Reproduce the records below word for word, leaving out the pictures.

[Record excerpts]
--------------------

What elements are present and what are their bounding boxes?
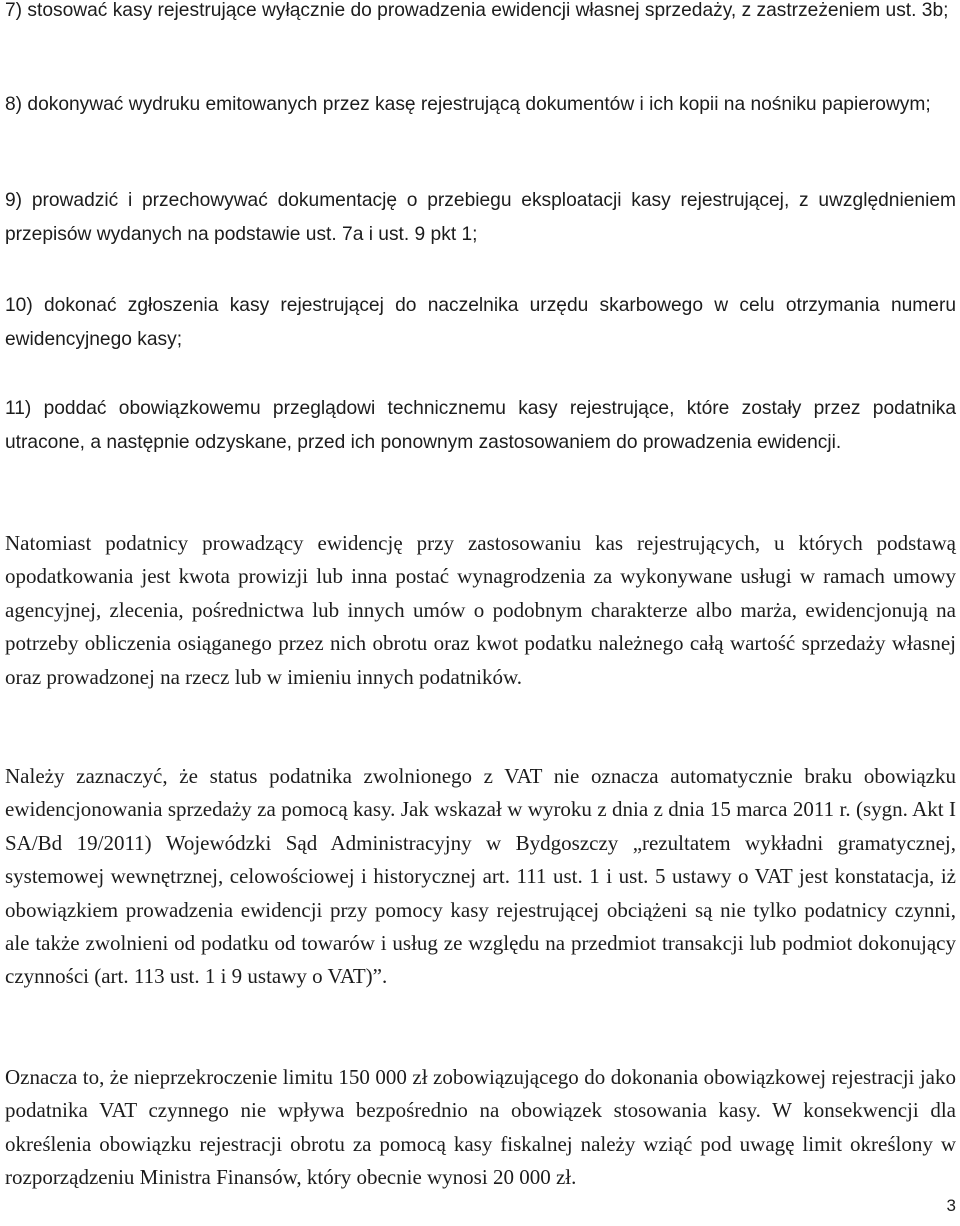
list-item-7: 7) stosować kasy rejestrujące wyłącznie do prowadzenia ewidencji własnej sprzedaży, z zastrzeżeniem ust. 3b; <box>5 0 949 21</box>
page-number: 3 <box>946 1196 956 1215</box>
list-item-10: 10) dokonać zgłoszenia kasy rejestrującej do naczelnika urzędu skarbowego w celu otrzymania numeru ewidencyjnego kasy; <box>5 295 956 350</box>
paragraph-nalezy: Należy zaznaczyć, że status podatnika zwolnionego z VAT nie oznacza automatycznie braku obowiązku ewidencjonowania sprzedaży za pomocą kasy. Jak wskazał w wyroku z dnia z dnia 15 marca 2011 r. (sygn. Akt I SA/Bd 19/2011) Wojewódzki Sąd Administracyjny w Bydgoszczy „rezultatem wykładni gramatycznej, systemowej wewnętrznej, celowościowej i historycznej art. 111 ust. 1 i ust. 5 ustawy o VAT jest konstatacja, iż obowiązkiem prowadzenia ewidencji przy pomocy kasy rejestrującej obciążeni są nie tylko podatnicy czynni, ale także zwolnieni od podatku od towarów i usług ze względu na przedmiot transakcji lub podmiot dokonujący czynności (art. 113 ust. 1 i 9 ustawy o VAT)”. <box>5 764 956 989</box>
paragraph-natomiast: Natomiast podatnicy prowadzący ewidencję przy zastosowaniu kas rejestrujących, u których podstawą opodatkowania jest kwota prowizji lub inna postać wynagrodzenia za wykonywane usługi w ramach umowy agencyjnej, zlecenia, pośrednictwa lub innych umów o podobnym charakterze albo marża, ewidencjonują na potrzeby obliczenia osiąganego przez nich obrotu oraz kwot podatku należnego całą wartość sprzedaży własnej oraz prowadzonej na rzecz lub w imieniu innych podatników. <box>5 531 956 689</box>
list-item-9: 9) prowadzić i przechowywać dokumentację o przebiegu eksploatacji kasy rejestrującej, z uwzględnieniem przepisów wydanych na podstawie ust. 7a i ust. 9 pkt 1; <box>5 190 956 245</box>
paragraph-oznacza: Oznacza to, że nieprzekroczenie limitu 150 000 zł zobowiązującego do dokonania obowiązkowej rejestracji jako podatnika VAT czynnego nie wpływa bezpośrednio na obowiązek stosowania kasy. W konsekwencji dla określenia obowiązku rejestracji obrotu za pomocą kasy fiskalnej należy wziąć pod uwagę limit określony w rozporządzeniu Ministra Finansów, który obecnie wynosi 20 000 zł. <box>5 1065 956 1190</box>
list-item-11: 11) poddać obowiązkowemu przeglądowi technicznemu kasy rejestrujące, które zostały przez podatnika utracone, a następnie odzyskane, przed ich ponownym zastosowaniem do prowadzenia ewidencji. <box>5 398 956 453</box>
list-item-8: 8) dokonywać wydruku emitowanych przez kasę rejestrującą dokumentów i ich kopii na nośniku papierowym; <box>5 94 931 115</box>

--------------------

[Task response]
What elements are present and what are their bounding boxes?
list-item-7: 7) stosować kasy rejestrujące wyłącznie do prowadzenia ewidencji własnej sprzedaży, z zastrzeżeniem ust. 3b; <box>5 0 949 21</box>
page-number: 3 <box>946 1196 956 1215</box>
list-item-10: 10) dokonać zgłoszenia kasy rejestrującej do naczelnika urzędu skarbowego w celu otrzymania numeru ewidencyjnego kasy; <box>5 295 956 350</box>
paragraph-nalezy: Należy zaznaczyć, że status podatnika zwolnionego z VAT nie oznacza automatycznie braku obowiązku ewidencjonowania sprzedaży za pomocą kasy. Jak wskazał w wyroku z dnia z dnia 15 marca 2011 r. (sygn. Akt I SA/Bd 19/2011) Wojewódzki Sąd Administracyjny w Bydgoszczy „rezultatem wykładni gramatycznej, systemowej wewnętrznej, celowościowej i historycznej art. 111 ust. 1 i ust. 5 ustawy o VAT jest konstatacja, iż obowiązkiem prowadzenia ewidencji przy pomocy kasy rejestrującej obciążeni są nie tylko podatnicy czynni, ale także zwolnieni od podatku od towarów i usług ze względu na przedmiot transakcji lub podmiot dokonujący czynności (art. 113 ust. 1 i 9 ustawy o VAT)”. <box>5 764 956 989</box>
paragraph-natomiast: Natomiast podatnicy prowadzący ewidencję przy zastosowaniu kas rejestrujących, u których podstawą opodatkowania jest kwota prowizji lub inna postać wynagrodzenia za wykonywane usługi w ramach umowy agencyjnej, zlecenia, pośrednictwa lub innych umów o podobnym charakterze albo marża, ewidencjonują na potrzeby obliczenia osiąganego przez nich obrotu oraz kwot podatku należnego całą wartość sprzedaży własnej oraz prowadzonej na rzecz lub w imieniu innych podatników. <box>5 531 956 689</box>
list-item-9: 9) prowadzić i przechowywać dokumentację o przebiegu eksploatacji kasy rejestrującej, z uwzględnieniem przepisów wydanych na podstawie ust. 7a i ust. 9 pkt 1; <box>5 190 956 245</box>
paragraph-oznacza: Oznacza to, że nieprzekroczenie limitu 150 000 zł zobowiązującego do dokonania obowiązkowej rejestracji jako podatnika VAT czynnego nie wpływa bezpośrednio na obowiązek stosowania kasy. W konsekwencji dla określenia obowiązku rejestracji obrotu za pomocą kasy fiskalnej należy wziąć pod uwagę limit określony w rozporządzeniu Ministra Finansów, który obecnie wynosi 20 000 zł. <box>5 1065 956 1190</box>
list-item-11: 11) poddać obowiązkowemu przeglądowi technicznemu kasy rejestrujące, które zostały przez podatnika utracone, a następnie odzyskane, przed ich ponownym zastosowaniem do prowadzenia ewidencji. <box>5 398 956 453</box>
list-item-8: 8) dokonywać wydruku emitowanych przez kasę rejestrującą dokumentów i ich kopii na nośniku papierowym; <box>5 94 931 115</box>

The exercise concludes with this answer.